* Set task
Copy out each line below that has the word "greenhouse" in it.

* Data extract
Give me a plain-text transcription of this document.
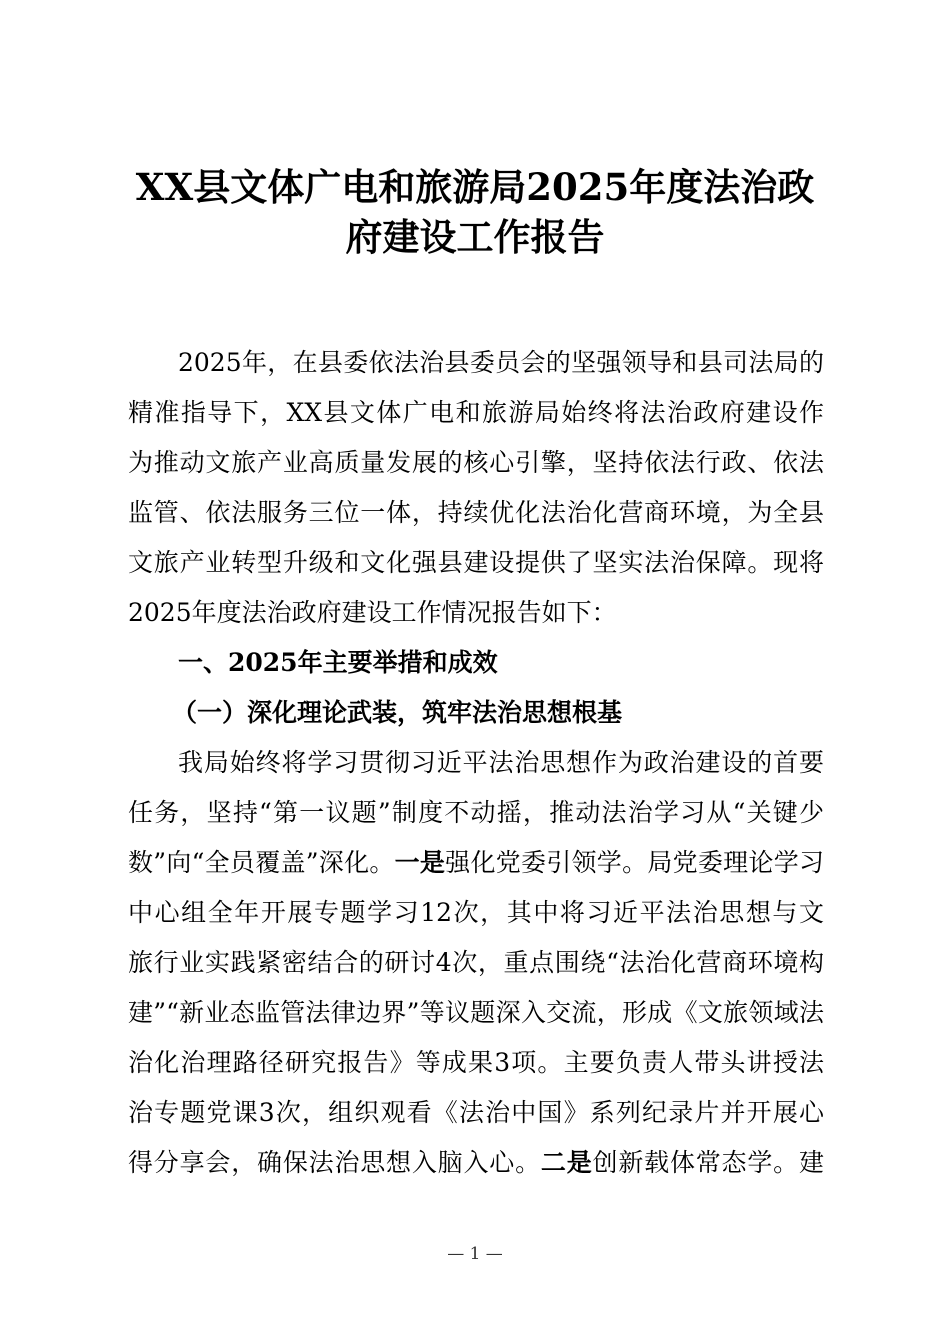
XX县文体广电和旅游局2025年度法治政
府建设工作报告
2025年，在县委依法治县委员会的坚强领导和县司法局的
精准指导下，XX县文体广电和旅游局始终将法治政府建设作
为推动文旅产业高质量发展的核心引擎，坚持依法行政、依法
监管、依法服务三位一体，持续优化法治化营商环境，为全县
文旅产业转型升级和文化强县建设提供了坚实法治保障。现将
2025年度法治政府建设工作情况报告如下：
一、2025年主要举措和成效
（一）深化理论武装，筑牢法治思想根基
我局始终将学习贯彻习近平法治思想作为政治建设的首要
任务，坚持“第一议题”制度不动摇，推动法治学习从“关键少
数”向“全员覆盖”深化。一是强化党委引领学。局党委理论学习
中心组全年开展专题学习12次，其中将习近平法治思想与文
旅行业实践紧密结合的研讨4次，重点围绕“法治化营商环境构
建”“新业态监管法律边界”等议题深入交流，形成《文旅领域法
治化治理路径研究报告》等成果3项。主要负责人带头讲授法
治专题党课3次，组织观看《法治中国》系列纪录片并开展心
得分享会，确保法治思想入脑入心。二是创新载体常态学。建
— 1 —
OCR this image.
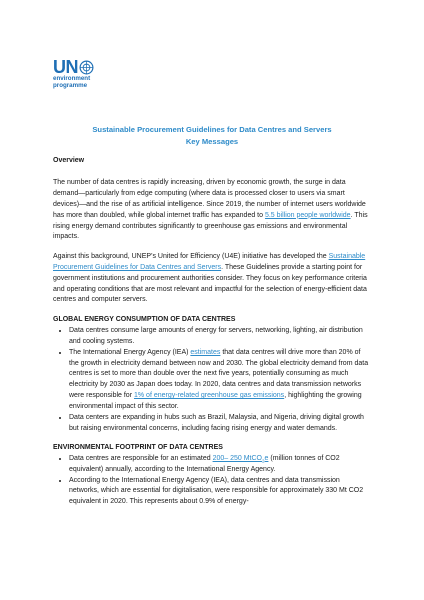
UN
environment
programme
Sustainable Procurement Guidelines for Data Centres and Servers
Key Messages

Overview

The number of data centres is rapidly increasing, driven by economic growth, the surge in data demand—particularly from edge computing (where data is processed closer to users via smart devices)—and the rise of as artificial intelligence. Since 2019, the number of internet users worldwide has more than doubled, while global internet traffic has expanded to 5.5 billion people worldwide. This rising energy demand contributes significantly to greenhouse gas emissions and environmental impacts.

Against this background, UNEP’s United for Efficiency (U4E) initiative has developed the Sustainable Procurement Guidelines for Data Centres and Servers. These Guidelines provide a starting point for government institutions and procurement authorities consider. They focus on key performance criteria and operating conditions that are most relevant and impactful for the selection of energy-efficient data centres and computer servers.

GLOBAL ENERGY CONSUMPTION OF DATA CENTRES
• Data centres consume large amounts of energy for servers, networking, lighting, air distribution and cooling systems.
• The International Energy Agency (IEA) estimates that data centres will drive more than 20% of the growth in electricity demand between now and 2030. The global electricity demand from data centres is set to more than double over the next five years, potentially consuming as much electricity by 2030 as Japan does today. In 2020, data centres and data transmission networks were responsible for 1% of energy-related greenhouse gas emissions, highlighting the growing environmental impact of this sector.
• Data centers are expanding in hubs such as Brazil, Malaysia, and Nigeria, driving digital growth but raising environmental concerns, including facing rising energy and water demands.
ENVIRONMENTAL FOOTPRINT OF DATA CENTRES
• Data centres are responsible for an estimated 200– 250 MtCO$_2$e (million tonnes of CO2 equivalent) annually, according to the International Energy Agency.
• According to the International Energy Agency (IEA), data centres and data transmission networks, which are essential for digitalisation, were responsible for approximately 330 Mt CO2 equivalent in 2020. This represents about 0.9% of energy-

* Solution to this problem
The number of data centres is rapidly increasing, driven by economic growth, the surge in data demand—particularly from edge computing (where data is processed closer to users via smart devices)—and the rise of as artificial intelligence. Since 2019, the number of internet users worldwide has more than doubled, while global internet traffic has expanded to 5.5 billion people worldwide. This rising energy demand contributes significantly to greenhouse gas emissions and environmental impacts.
• The International Energy Agency (IEA) estimates that data centres will drive more than 20% of the growth in electricity demand between now and 2030. The global electricity demand from data centres is set to more than double over the next five years, potentially consuming as much electricity by 2030 as Japan does today. In 2020, data centres and data transmission networks were responsible for 1% of energy-related greenhouse gas emissions, highlighting the growing environmental impact of this sector.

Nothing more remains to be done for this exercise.